> **Work to do**: Print the records below word for word, but leave out the pictures.

— Start —

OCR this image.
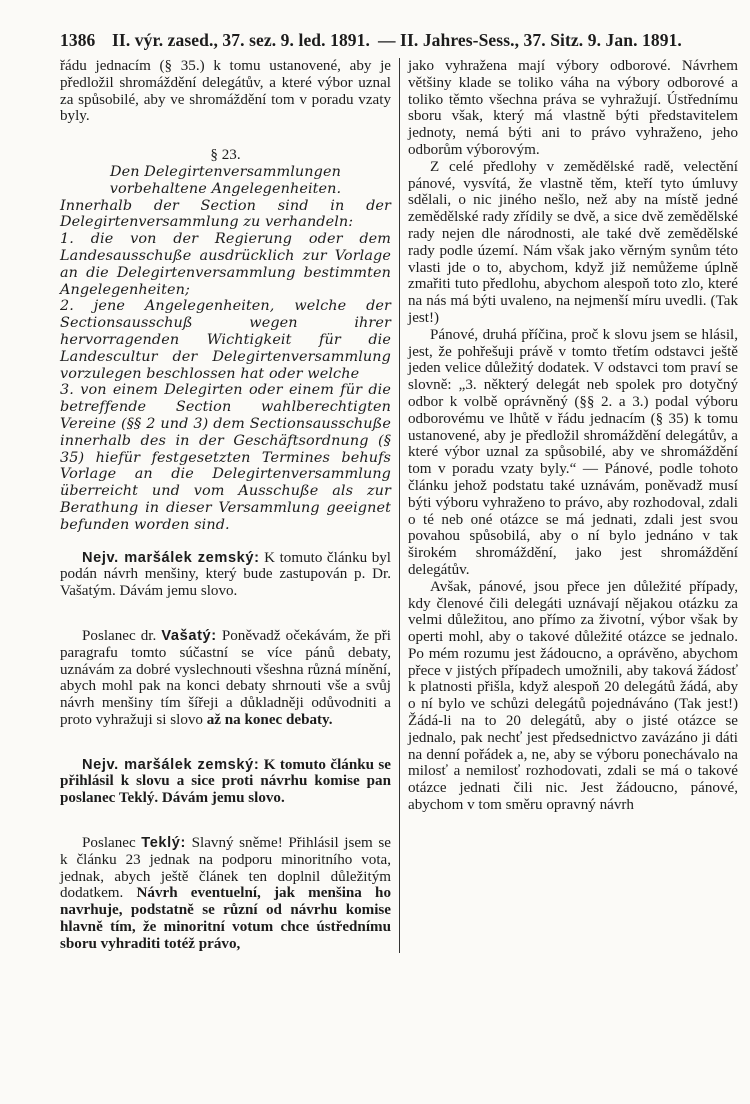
1386 II. výr. zased., 37. sez. 9. led. 1891. — II. Jahres-Sess., 37. Sitz. 9. Jan. 1891.

řádu jednacím (§ 35.) k tomu ustanovené, aby je předložil shromáždění delegátův, a které výbor uznal za spůsobilé, aby ve shromáždění tom v poradu vzaty byly.

§ 23.

Den Delegirtenversammlungen vorbehaltene Angelegenheiten.

Innerhalb der Section sind in der Delegirtenversammlung zu verhandeln:

1. die von der Regierung oder dem Landesausschuße ausdrücklich zur Vorlage an die Delegirtenversammlung bestimmten Angelegenheiten;

2. jene Angelegenheiten, welche der Sectionsausschuß wegen ihrer hervorragenden Wichtigkeit für die Landescultur der Delegirtenversammlung vorzulegen beschlossen hat oder welche

3. von einem Delegirten oder einem für die betreffende Section wahlberechtigten Vereine (§§ 2 und 3) dem Sectionsausschuße innerhalb des in der Geschäftsordnung (§ 35) hiefür festgesetzten Termines behufs Vorlage an die Delegirtenversammlung überreicht und vom Ausschuße als zur Berathung in dieser Versammlung geeignet befunden worden sind.

Nejv. maršálek zemský: K tomuto článku byl podán návrh menšiny, který bude zastupován p. Dr. Vašatým. Dávám jemu slovo.

Poslanec dr. Vašatý: Poněvadž očekávám, že při paragrafu tomto súčastní se více pánů debaty, uznávám za dobré vyslechnouti všeshna různá mínění, abych mohl pak na konci debaty shrnouti vše a svůj návrh menšiny tím šířeji a důkladněji odůvodniti a proto vyhražuji si slovo až na konec debaty.

Nejv. maršálek zemský: K tomuto článku se přihlásil k slovu a sice proti návrhu komise pan poslanec Teklý. Dávám jemu slovo.

Poslanec Teklý: Slavný sněme! Přihlásil jsem se k článku 23 jednak na podporu minoritního vota, jednak, abych ještě článek ten doplnil důležitým dodatkem. Návrh eventuelní, jak menšina ho navrhuje, podstatně se různí od návrhu komise hlavně tím, že minoritní votum chce ústřednímu sboru vyhraditi totéž právo,

jako vyhražena mají výbory odborové. Návrhem většiny klade se toliko váha na výbory odborové a toliko těmto všechna práva se vyhražují. Ústřednímu sboru však, který má vlastně býti představitelem jednoty, nemá býti ani to právo vyhraženo, jeho odborům výborovým.

Z celé předlohy v zemědělské radě, velectění pánové, vysvítá, že vlastně těm, kteří tyto úmluvy sdělali, o nic jiného nešlo, než aby na místě jedné zemědělské rady zřídily se dvě, a sice dvě zemědělské rady nejen dle národnosti, ale také dvě zemědělské rady podle území. Nám však jako věrným synům této vlasti jde o to, abychom, když již nemůžeme úplně zmařiti tuto předlohu, abychom alespoň toto zlo, které na nás má býti uvaleno, na nejmenší míru uvedli. (Tak jest!)

Pánové, druhá příčina, proč k slovu jsem se hlásil, jest, že pohřešuji právě v tomto třetím odstavci ještě jeden velice důležitý dodatek. V odstavci tom praví se slovně: „3. některý delegát neb spolek pro dotyčný odbor k volbě oprávněný (§§ 2. a 3.) podal výboru odborovému ve lhůtě v řádu jednacím (§ 35) k tomu ustanovené, aby je předložil shromáždění delegátův, a které výbor uznal za spůsobilé, aby ve shromáždění tom v poradu vzaty byly.“ — Pánové, podle tohoto článku jehož podstatu také uznávám, poněvadž musí býti výboru vyhraženo to právo, aby rozhodoval, zdali o té neb oné otázce se má jednati, zdali jest svou povahou spůsobilá, aby o ní bylo jednáno v tak širokém shromáždění, jako jest shromáždění delegátův.

Avšak, pánové, jsou přece jen důležité případy, kdy členové čili delegáti uznávají nějakou otázku za velmi důležitou, ano přímo za životní, výbor však by operti mohl, aby o takové důležité otázce se jednalo. Po mém rozumu jest žádoucno, a oprávěno, abychom přece v jistých případech umožnili, aby taková žádosť k platnosti přišla, když alespoň 20 delegátů žádá, aby o ní bylo ve schůzi delegátů pojednáváno (Tak jest!) Žádá-li na to 20 delegátů, aby o jisté otázce se jednalo, pak nechť jest předsednictvo zavázáno ji dáti na denní pořádek a, ne, aby se výboru ponechávalo na milosť a nemilosť rozhodovati, zdali se má o takové otázce jednati čili nic. Jest žádoucno, pánové, abychom v tom směru opravný návrh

— End —

> **Finished exercise**:
OCR this image.
1386 II. výr. zased., 37. sez. 9. led. 1891. — II. Jahres-Sess., 37. Sitz. 9. Jan. 1891.

řádu jednacím (§ 35.) k tomu ustanovené, aby je předložil shromáždění delegátův, a které výbor uznal za spůsobilé, aby ve shromáždění tom v poradu vzaty byly.

§ 23.

Den Delegirtenversammlungen vorbehaltene Angelegenheiten.

Innerhalb der Section sind in der Delegirtenversammlung zu verhandeln:

1. die von der Regierung oder dem Landesausschuße ausdrücklich zur Vorlage an die Delegirtenversammlung bestimmten Angelegenheiten;

2. jene Angelegenheiten, welche der Sectionsausschuß wegen ihrer hervorragenden Wichtigkeit für die Landescultur der Delegirtenversammlung vorzulegen beschlossen hat oder welche

3. von einem Delegirten oder einem für die betreffende Section wahlberechtigten Vereine (§§ 2 und 3) dem Sectionsausschuße innerhalb des in der Geschäftsordnung (§ 35) hiefür festgesetzten Termines behufs Vorlage an die Delegirtenversammlung überreicht und vom Ausschuße als zur Berathung in dieser Versammlung geeignet befunden worden sind.

Nejv. maršálek zemský: K tomuto článku byl podán návrh menšiny, který bude zastupován p. Dr. Vašatým. Dávám jemu slovo.

Poslanec dr. Vašatý: Poněvadž očekávám, že při paragrafu tomto súčastní se více pánů debaty, uznávám za dobré vyslechnouti všeshna různá mínění, abych mohl pak na konci debaty shrnouti vše a svůj návrh menšiny tím šířeji a důkladněji odůvodniti a proto vyhražuji si slovo až na konec debaty.

Nejv. maršálek zemský: K tomuto článku se přihlásil k slovu a sice proti návrhu komise pan poslanec Teklý. Dávám jemu slovo.

Poslanec Teklý: Slavný sněme! Přihlásil jsem se k článku 23 jednak na podporu minoritního vota, jednak, abych ještě článek ten doplnil důležitým dodatkem. Návrh eventuelní, jak menšina ho navrhuje, podstatně se různí od návrhu komise hlavně tím, že minoritní votum chce ústřednímu sboru vyhraditi totéž právo,

jako vyhražena mají výbory odborové. Návrhem většiny klade se toliko váha na výbory odborové a toliko těmto všechna práva se vyhražují. Ústřednímu sboru však, který má vlastně býti představitelem jednoty, nemá býti ani to právo vyhraženo, jeho odborům výborovým.

Z celé předlohy v zemědělské radě, velectění pánové, vysvítá, že vlastně těm, kteří tyto úmluvy sdělali, o nic jiného nešlo, než aby na místě jedné zemědělské rady zřídily se dvě, a sice dvě zemědělské rady nejen dle národnosti, ale také dvě zemědělské rady podle území. Nám však jako věrným synům této vlasti jde o to, abychom, když již nemůžeme úplně zmařiti tuto předlohu, abychom alespoň toto zlo, které na nás má býti uvaleno, na nejmenší míru uvedli. (Tak jest!)

Pánové, druhá příčina, proč k slovu jsem se hlásil, jest, že pohřešuji právě v tomto třetím odstavci ještě jeden velice důležitý dodatek. V odstavci tom praví se slovně: „3. některý delegát neb spolek pro dotyčný odbor k volbě oprávněný (§§ 2. a 3.) podal výboru odborovému ve lhůtě v řádu jednacím (§ 35) k tomu ustanovené, aby je předložil shromáždění delegátův, a které výbor uznal za spůsobilé, aby ve shromáždění tom v poradu vzaty byly.“ — Pánové, podle tohoto článku jehož podstatu také uznávám, poněvadž musí býti výboru vyhraženo to právo, aby rozhodoval, zdali o té neb oné otázce se má jednati, zdali jest svou povahou spůsobilá, aby o ní bylo jednáno v tak širokém shromáždění, jako jest shromáždění delegátův.

Avšak, pánové, jsou přece jen důležité případy, kdy členové čili delegáti uznávají nějakou otázku za velmi důležitou, ano přímo za životní, výbor však by operti mohl, aby o takové důležité otázce se jednalo. Po mém rozumu jest žádoucno, a oprávěno, abychom přece v jistých případech umožnili, aby taková žádosť k platnosti přišla, když alespoň 20 delegátů žádá, aby o ní bylo ve schůzi delegátů pojednáváno (Tak jest!) Žádá-li na to 20 delegátů, aby o jisté otázce se jednalo, pak nechť jest předsednictvo zavázáno ji dáti na denní pořádek a, ne, aby se výboru ponechávalo na milosť a nemilosť rozhodovati, zdali se má o takové otázce jednati čili nic. Jest žádoucno, pánové, abychom v tom směru opravný návrh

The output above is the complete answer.